__WHAT IS ASKED__. Extract each line containing the string "Release".

:: DATASET RECORDS

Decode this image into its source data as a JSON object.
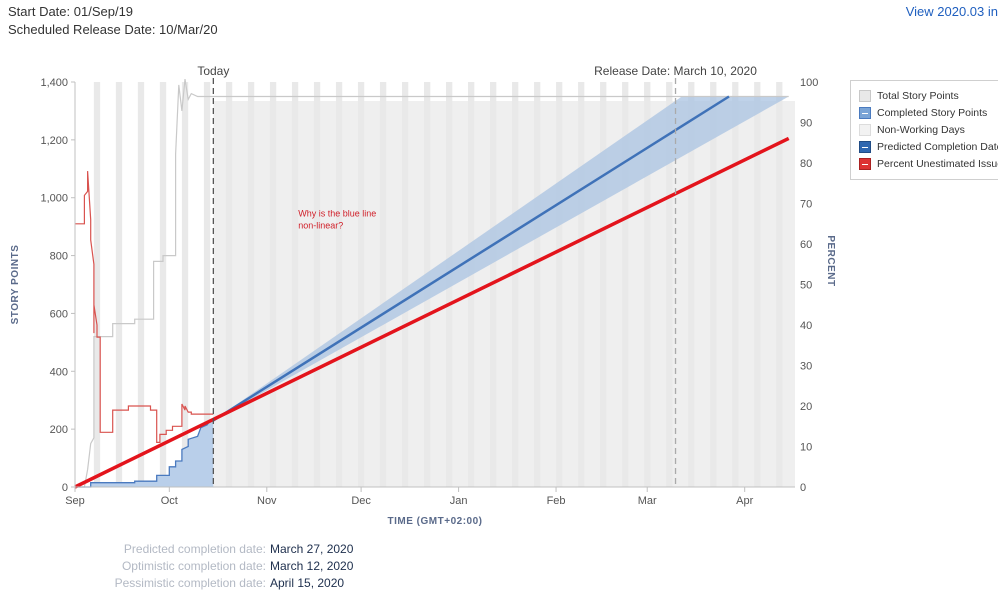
{
  "header": {
    "start_date": "Start Date: 01/Sep/19",
    "scheduled_release": "Scheduled Release Date: 10/Mar/20",
    "view_link": "View 2020.03 in"
  },
  "chart_data": {
    "type": "line",
    "x_axis": {
      "title": "TIME (GMT+02:00)",
      "type": "date",
      "range": [
        "2019-09-01",
        "2020-04-17"
      ],
      "ticks": [
        {
          "date": "2019-09-01",
          "label": "Sep"
        },
        {
          "date": "2019-10-01",
          "label": "Oct"
        },
        {
          "date": "2019-11-01",
          "label": "Nov"
        },
        {
          "date": "2019-12-01",
          "label": "Dec"
        },
        {
          "date": "2020-01-01",
          "label": "Jan"
        },
        {
          "date": "2020-02-01",
          "label": "Feb"
        },
        {
          "date": "2020-03-01",
          "label": "Mar"
        },
        {
          "date": "2020-04-01",
          "label": "Apr"
        }
      ]
    },
    "y_left": {
      "title": "STORY POINTS",
      "range": [
        0,
        1400
      ],
      "ticks": [
        {
          "value": 0,
          "label": "0"
        },
        {
          "value": 200,
          "label": "200"
        },
        {
          "value": 400,
          "label": "400"
        },
        {
          "value": 600,
          "label": "600"
        },
        {
          "value": 800,
          "label": "800"
        },
        {
          "value": 1000,
          "label": "1,000"
        },
        {
          "value": 1200,
          "label": "1,200"
        },
        {
          "value": 1400,
          "label": "1,400"
        }
      ]
    },
    "y_right": {
      "title": "PERCENT",
      "range": [
        0,
        100
      ],
      "ticks": [
        {
          "value": 0,
          "label": "0"
        },
        {
          "value": 10,
          "label": "10"
        },
        {
          "value": 20,
          "label": "20"
        },
        {
          "value": 30,
          "label": "30"
        },
        {
          "value": 40,
          "label": "40"
        },
        {
          "value": 50,
          "label": "50"
        },
        {
          "value": 60,
          "label": "60"
        },
        {
          "value": 70,
          "label": "70"
        },
        {
          "value": 80,
          "label": "80"
        },
        {
          "value": 90,
          "label": "90"
        },
        {
          "value": 100,
          "label": "100"
        }
      ]
    },
    "markers": [
      {
        "name": "Today",
        "label": "Today",
        "date": "2019-10-15"
      },
      {
        "name": "Release",
        "label": "Release Date: March 10, 2020",
        "date": "2020-03-10"
      }
    ],
    "non_working_days": {
      "pattern": "weekends",
      "color": "#e9e9e9"
    },
    "series": [
      {
        "name": "Total Story Points",
        "color": "#c9c9c9",
        "axis": "left",
        "points": [
          {
            "date": "2019-09-01",
            "value": 0
          },
          {
            "date": "2019-09-04",
            "value": 0
          },
          {
            "date": "2019-09-05",
            "value": 60
          },
          {
            "date": "2019-09-06",
            "value": 150
          },
          {
            "date": "2019-09-07",
            "value": 170
          },
          {
            "date": "2019-09-07",
            "value": 520
          },
          {
            "date": "2019-09-13",
            "value": 520
          },
          {
            "date": "2019-09-13",
            "value": 565
          },
          {
            "date": "2019-09-20",
            "value": 565
          },
          {
            "date": "2019-09-20",
            "value": 580
          },
          {
            "date": "2019-09-26",
            "value": 580
          },
          {
            "date": "2019-09-26",
            "value": 780
          },
          {
            "date": "2019-09-29",
            "value": 780
          },
          {
            "date": "2019-09-29",
            "value": 800
          },
          {
            "date": "2019-10-03",
            "value": 800
          },
          {
            "date": "2019-10-03",
            "value": 1150
          },
          {
            "date": "2019-10-04",
            "value": 1390
          },
          {
            "date": "2019-10-05",
            "value": 1300
          },
          {
            "date": "2019-10-06",
            "value": 1410
          },
          {
            "date": "2019-10-07",
            "value": 1340
          },
          {
            "date": "2019-10-08",
            "value": 1360
          },
          {
            "date": "2019-10-10",
            "value": 1350
          },
          {
            "date": "2019-10-15",
            "value": 1350
          },
          {
            "date": "2020-04-15",
            "value": 1350
          }
        ]
      },
      {
        "name": "Completed Story Points",
        "color": "#4a7abf",
        "fill": "#b9cfea",
        "axis": "left",
        "points": [
          {
            "date": "2019-09-01",
            "value": 0
          },
          {
            "date": "2019-09-06",
            "value": 0
          },
          {
            "date": "2019-09-06",
            "value": 15
          },
          {
            "date": "2019-09-20",
            "value": 15
          },
          {
            "date": "2019-09-20",
            "value": 20
          },
          {
            "date": "2019-09-27",
            "value": 20
          },
          {
            "date": "2019-09-27",
            "value": 40
          },
          {
            "date": "2019-10-01",
            "value": 40
          },
          {
            "date": "2019-10-01",
            "value": 70
          },
          {
            "date": "2019-10-03",
            "value": 70
          },
          {
            "date": "2019-10-03",
            "value": 90
          },
          {
            "date": "2019-10-05",
            "value": 90
          },
          {
            "date": "2019-10-05",
            "value": 130
          },
          {
            "date": "2019-10-07",
            "value": 140
          },
          {
            "date": "2019-10-07",
            "value": 165
          },
          {
            "date": "2019-10-10",
            "value": 175
          },
          {
            "date": "2019-10-11",
            "value": 205
          },
          {
            "date": "2019-10-13",
            "value": 215
          },
          {
            "date": "2019-10-14",
            "value": 230
          },
          {
            "date": "2019-10-15",
            "value": 230
          }
        ]
      },
      {
        "name": "Predicted Completion Date",
        "color": "#3f72b8",
        "band_fill": "#aac3e2",
        "axis": "left",
        "points": [
          {
            "date": "2019-10-15",
            "value": 230
          },
          {
            "date": "2020-03-27",
            "value": 1350
          }
        ],
        "band": {
          "optimistic": [
            {
              "date": "2019-10-15",
              "value": 230
            },
            {
              "date": "2020-03-12",
              "value": 1350
            }
          ],
          "pessimistic": [
            {
              "date": "2019-10-15",
              "value": 230
            },
            {
              "date": "2020-04-15",
              "value": 1350
            }
          ]
        }
      },
      {
        "name": "Percent Unestimated Issues",
        "color": "#d9534f",
        "axis": "right",
        "points": [
          {
            "date": "2019-09-01",
            "value": 65
          },
          {
            "date": "2019-09-04",
            "value": 65
          },
          {
            "date": "2019-09-04",
            "value": 72
          },
          {
            "date": "2019-09-05",
            "value": 73
          },
          {
            "date": "2019-09-05",
            "value": 78
          },
          {
            "date": "2019-09-06",
            "value": 66
          },
          {
            "date": "2019-09-06",
            "value": 61
          },
          {
            "date": "2019-09-07",
            "value": 55
          },
          {
            "date": "2019-09-07",
            "value": 38
          },
          {
            "date": "2019-09-07",
            "value": 45
          },
          {
            "date": "2019-09-08",
            "value": 40
          },
          {
            "date": "2019-09-08",
            "value": 37
          },
          {
            "date": "2019-09-09",
            "value": 37
          },
          {
            "date": "2019-09-09",
            "value": 13.5
          },
          {
            "date": "2019-09-13",
            "value": 13.5
          },
          {
            "date": "2019-09-13",
            "value": 19
          },
          {
            "date": "2019-09-18",
            "value": 19
          },
          {
            "date": "2019-09-18",
            "value": 20
          },
          {
            "date": "2019-09-25",
            "value": 20
          },
          {
            "date": "2019-09-25",
            "value": 19
          },
          {
            "date": "2019-09-27",
            "value": 19
          },
          {
            "date": "2019-09-27",
            "value": 11
          },
          {
            "date": "2019-09-28",
            "value": 11
          },
          {
            "date": "2019-09-28",
            "value": 13
          },
          {
            "date": "2019-09-30",
            "value": 13
          },
          {
            "date": "2019-09-30",
            "value": 14
          },
          {
            "date": "2019-10-02",
            "value": 14
          },
          {
            "date": "2019-10-02",
            "value": 15
          },
          {
            "date": "2019-10-05",
            "value": 15
          },
          {
            "date": "2019-10-05",
            "value": 20.5
          },
          {
            "date": "2019-10-06",
            "value": 19
          },
          {
            "date": "2019-10-06",
            "value": 20
          },
          {
            "date": "2019-10-07",
            "value": 18.5
          },
          {
            "date": "2019-10-08",
            "value": 18.5
          },
          {
            "date": "2019-10-08",
            "value": 18
          },
          {
            "date": "2019-10-15",
            "value": 18
          }
        ]
      },
      {
        "name": "Red trend line",
        "color": "#e3141c",
        "axis": "left",
        "points": [
          {
            "date": "2019-09-01",
            "value": 0
          },
          {
            "date": "2020-04-15",
            "value": 1205
          }
        ]
      }
    ],
    "annotation": {
      "lines": [
        "Why is the blue line",
        "non-linear?"
      ],
      "anchor": {
        "date": "2019-11-11",
        "value": 935
      },
      "color": "#d0202a"
    }
  },
  "legend": {
    "items": [
      {
        "label": "Total Story Points",
        "key": "total"
      },
      {
        "label": "Completed Story Points",
        "key": "completed"
      },
      {
        "label": "Non-Working Days",
        "key": "nonworking"
      },
      {
        "label": "Predicted Completion Date",
        "key": "predicted"
      },
      {
        "label": "Percent Unestimated Issues",
        "key": "unestimated"
      }
    ]
  },
  "summary": {
    "predicted_label": "Predicted completion date:",
    "predicted_value": "March 27, 2020",
    "optimistic_label": "Optimistic completion date:",
    "optimistic_value": "March 12, 2020",
    "pessimistic_label": "Pessimistic completion date:",
    "pessimistic_value": "April 15, 2020"
  }
}
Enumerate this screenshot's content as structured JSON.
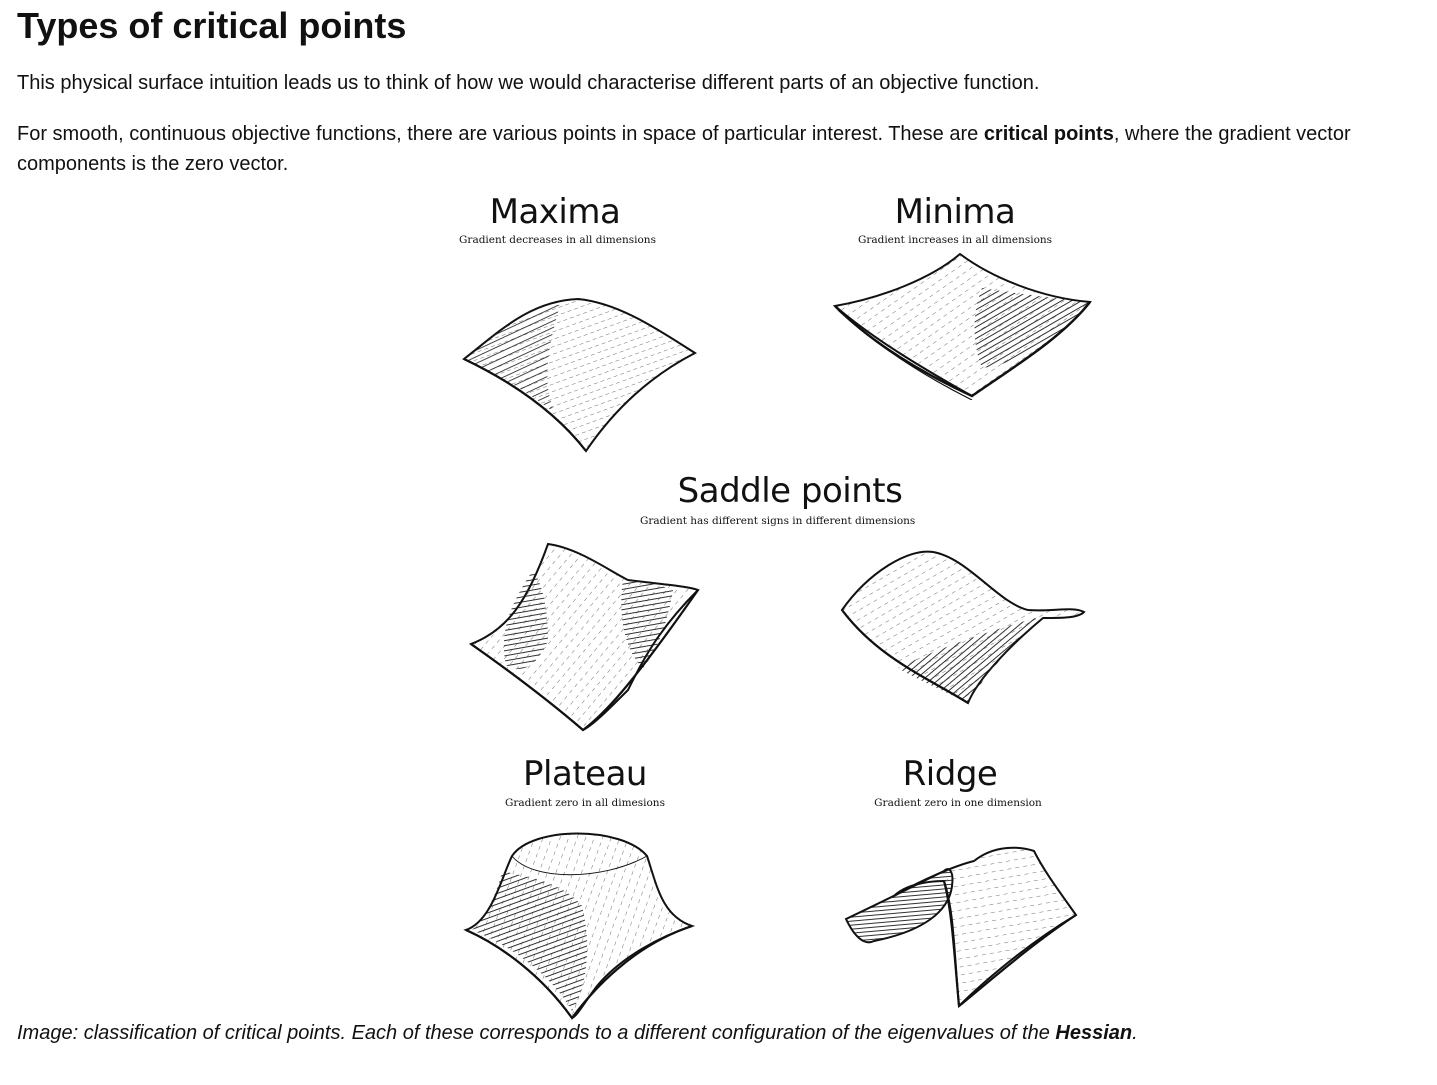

::::

__FINAL ANSWER__.
    "scheduled_release": "Scheduled Release Date: 10/Mar/20",
        "name": "Release",
        "label": "Release Date: March 10, 2020",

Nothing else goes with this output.